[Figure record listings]
········

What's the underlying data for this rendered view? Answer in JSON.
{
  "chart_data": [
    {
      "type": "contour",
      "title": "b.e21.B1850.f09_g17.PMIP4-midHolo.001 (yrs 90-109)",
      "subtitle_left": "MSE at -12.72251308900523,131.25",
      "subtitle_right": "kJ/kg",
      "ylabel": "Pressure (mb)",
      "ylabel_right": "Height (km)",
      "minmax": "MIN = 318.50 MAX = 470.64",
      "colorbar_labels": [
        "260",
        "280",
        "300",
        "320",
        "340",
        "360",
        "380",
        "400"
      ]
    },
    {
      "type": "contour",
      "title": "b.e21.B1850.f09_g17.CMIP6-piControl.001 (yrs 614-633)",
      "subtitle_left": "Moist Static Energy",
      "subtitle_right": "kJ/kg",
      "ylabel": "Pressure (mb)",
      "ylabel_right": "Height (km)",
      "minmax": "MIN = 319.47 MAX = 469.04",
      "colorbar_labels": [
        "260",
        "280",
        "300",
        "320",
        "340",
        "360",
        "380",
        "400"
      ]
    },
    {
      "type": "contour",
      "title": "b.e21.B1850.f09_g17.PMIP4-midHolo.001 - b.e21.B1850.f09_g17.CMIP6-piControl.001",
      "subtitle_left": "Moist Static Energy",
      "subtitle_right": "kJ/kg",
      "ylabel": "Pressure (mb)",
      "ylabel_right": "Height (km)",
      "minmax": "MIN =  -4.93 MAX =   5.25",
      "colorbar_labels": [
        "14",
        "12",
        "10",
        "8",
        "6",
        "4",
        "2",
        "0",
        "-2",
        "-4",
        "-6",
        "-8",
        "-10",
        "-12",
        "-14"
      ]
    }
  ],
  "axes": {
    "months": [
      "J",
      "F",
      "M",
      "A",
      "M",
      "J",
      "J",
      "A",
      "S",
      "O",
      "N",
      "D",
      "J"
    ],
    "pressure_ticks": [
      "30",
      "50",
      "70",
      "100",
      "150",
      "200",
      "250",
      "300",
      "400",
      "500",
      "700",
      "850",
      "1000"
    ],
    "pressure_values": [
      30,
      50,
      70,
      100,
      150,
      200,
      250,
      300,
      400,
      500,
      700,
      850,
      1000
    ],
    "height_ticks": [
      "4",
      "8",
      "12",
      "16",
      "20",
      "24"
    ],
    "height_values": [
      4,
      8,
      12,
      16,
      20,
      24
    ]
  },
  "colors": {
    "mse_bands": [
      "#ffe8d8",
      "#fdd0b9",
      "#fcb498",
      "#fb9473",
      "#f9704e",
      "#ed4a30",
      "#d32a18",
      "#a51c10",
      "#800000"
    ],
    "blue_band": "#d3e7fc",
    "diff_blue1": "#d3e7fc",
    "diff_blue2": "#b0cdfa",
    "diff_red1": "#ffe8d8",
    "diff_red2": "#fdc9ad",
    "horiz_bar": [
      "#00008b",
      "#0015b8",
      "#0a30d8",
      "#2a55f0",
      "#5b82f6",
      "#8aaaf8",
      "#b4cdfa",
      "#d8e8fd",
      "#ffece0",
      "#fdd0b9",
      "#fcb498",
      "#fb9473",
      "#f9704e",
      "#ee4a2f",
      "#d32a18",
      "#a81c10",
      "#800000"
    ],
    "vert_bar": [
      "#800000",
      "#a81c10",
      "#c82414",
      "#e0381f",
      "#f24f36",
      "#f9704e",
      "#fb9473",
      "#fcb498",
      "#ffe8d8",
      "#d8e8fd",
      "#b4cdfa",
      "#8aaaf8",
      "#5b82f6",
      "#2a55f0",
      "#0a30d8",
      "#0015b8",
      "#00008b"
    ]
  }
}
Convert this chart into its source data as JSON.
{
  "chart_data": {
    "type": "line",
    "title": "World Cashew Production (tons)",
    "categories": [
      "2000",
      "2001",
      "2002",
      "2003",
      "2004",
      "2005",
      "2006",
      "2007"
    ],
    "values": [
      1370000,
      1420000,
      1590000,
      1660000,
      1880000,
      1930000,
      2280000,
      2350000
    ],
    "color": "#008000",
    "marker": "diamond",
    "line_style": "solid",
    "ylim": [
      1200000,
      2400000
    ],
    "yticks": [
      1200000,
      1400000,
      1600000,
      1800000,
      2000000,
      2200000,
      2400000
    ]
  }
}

········

▶ [Set exercise]: Print the entries exactly. Include every one.

▶ [The reply]:
What's the underlying data for this rendered view? Answer in JSON.
{
  "chart_data": [
    {
      "type": "contour",
      "title": "b.e21.B1850.f09_g17.PMIP4-midHolo.001 (yrs 90-109)",
      "subtitle_left": "MSE at -12.72251308900523,131.25",
      "subtitle_right": "kJ/kg",
      "ylabel": "Pressure (mb)",
      "ylabel_right": "Height (km)",
      "minmax": "MIN = 318.50 MAX = 470.64",
      "colorbar_labels": [
        "260",
        "280",
        "300",
        "320",
        "340",
        "360",
        "380",
        "400"
      ]
    },
    {
      "type": "contour",
      "title": "b.e21.B1850.f09_g17.CMIP6-piControl.001 (yrs 614-633)",
      "subtitle_left": "Moist Static Energy",
      "subtitle_right": "kJ/kg",
      "ylabel": "Pressure (mb)",
      "ylabel_right": "Height (km)",
      "minmax": "MIN = 319.47 MAX = 469.04",
      "colorbar_labels": [
        "260",
        "280",
        "300",
        "320",
        "340",
        "360",
        "380",
        "400"
      ]
    },
    {
      "type": "contour",
      "title": "b.e21.B1850.f09_g17.PMIP4-midHolo.001 - b.e21.B1850.f09_g17.CMIP6-piControl.001",
      "subtitle_left": "Moist Static Energy",
      "subtitle_right": "kJ/kg",
      "ylabel": "Pressure (mb)",
      "ylabel_right": "Height (km)",
      "minmax": "MIN =  -4.93 MAX =   5.25",
      "colorbar_labels": [
        "14",
        "12",
        "10",
        "8",
        "6",
        "4",
        "2",
        "0",
        "-2",
        "-4",
        "-6",
        "-8",
        "-10",
        "-12",
        "-14"
      ]
    }
  ],
  "axes": {
    "months": [
      "J",
      "F",
      "M",
      "A",
      "M",
      "J",
      "J",
      "A",
      "S",
      "O",
      "N",
      "D",
      "J"
    ],
    "pressure_ticks": [
      "30",
      "50",
      "70",
      "100",
      "150",
      "200",
      "250",
      "300",
      "400",
      "500",
      "700",
      "850",
      "1000"
    ],
    "pressure_values": [
      30,
      50,
      70,
      100,
      150,
      200,
      250,
      300,
      400,
      500,
      700,
      850,
      1000
    ],
    "height_ticks": [
      "4",
      "8",
      "12",
      "16",
      "20",
      "24"
    ],
    "height_values": [
      4,
      8,
      12,
      16,
      20,
      24
    ]
  },
  "colors": {
    "mse_bands": [
      "#ffe8d8",
      "#fdd0b9",
      "#fcb498",
      "#fb9473",
      "#f9704e",
      "#ed4a30",
      "#d32a18",
      "#a51c10",
      "#800000"
    ],
    "blue_band": "#d3e7fc",
    "diff_blue1": "#d3e7fc",
    "diff_blue2": "#b0cdfa",
    "diff_red1": "#ffe8d8",
    "diff_red2": "#fdc9ad",
    "horiz_bar": [
      "#00008b",
      "#0015b8",
      "#0a30d8",
      "#2a55f0",
      "#5b82f6",
      "#8aaaf8",
      "#b4cdfa",
      "#d8e8fd",
      "#ffece0",
      "#fdd0b9",
      "#fcb498",
      "#fb9473",
      "#f9704e",
      "#ee4a2f",
      "#d32a18",
      "#a81c10",
      "#800000"
    ],
    "vert_bar": [
      "#800000",
      "#a81c10",
      "#c82414",
      "#e0381f",
      "#f24f36",
      "#f9704e",
      "#fb9473",
      "#fcb498",
      "#ffe8d8",
      "#d8e8fd",
      "#b4cdfa",
      "#8aaaf8",
      "#5b82f6",
      "#2a55f0",
      "#0a30d8",
      "#0015b8",
      "#00008b"
    ]
  }
}
Convert this chart into its source data as JSON.
{
  "chart_data": {
    "type": "line",
    "title": "World Cashew Production (tons)",
    "categories": [
      "2000",
      "2001",
      "2002",
      "2003",
      "2004",
      "2005",
      "2006",
      "2007"
    ],
    "values": [
      1370000,
      1420000,
      1590000,
      1660000,
      1880000,
      1930000,
      2280000,
      2350000
    ],
    "color": "#008000",
    "marker": "diamond",
    "line_style": "solid",
    "ylim": [
      1200000,
      2400000
    ],
    "yticks": [
      1200000,
      1400000,
      1600000,
      1800000,
      2000000,
      2200000,
      2400000
    ]
  }
}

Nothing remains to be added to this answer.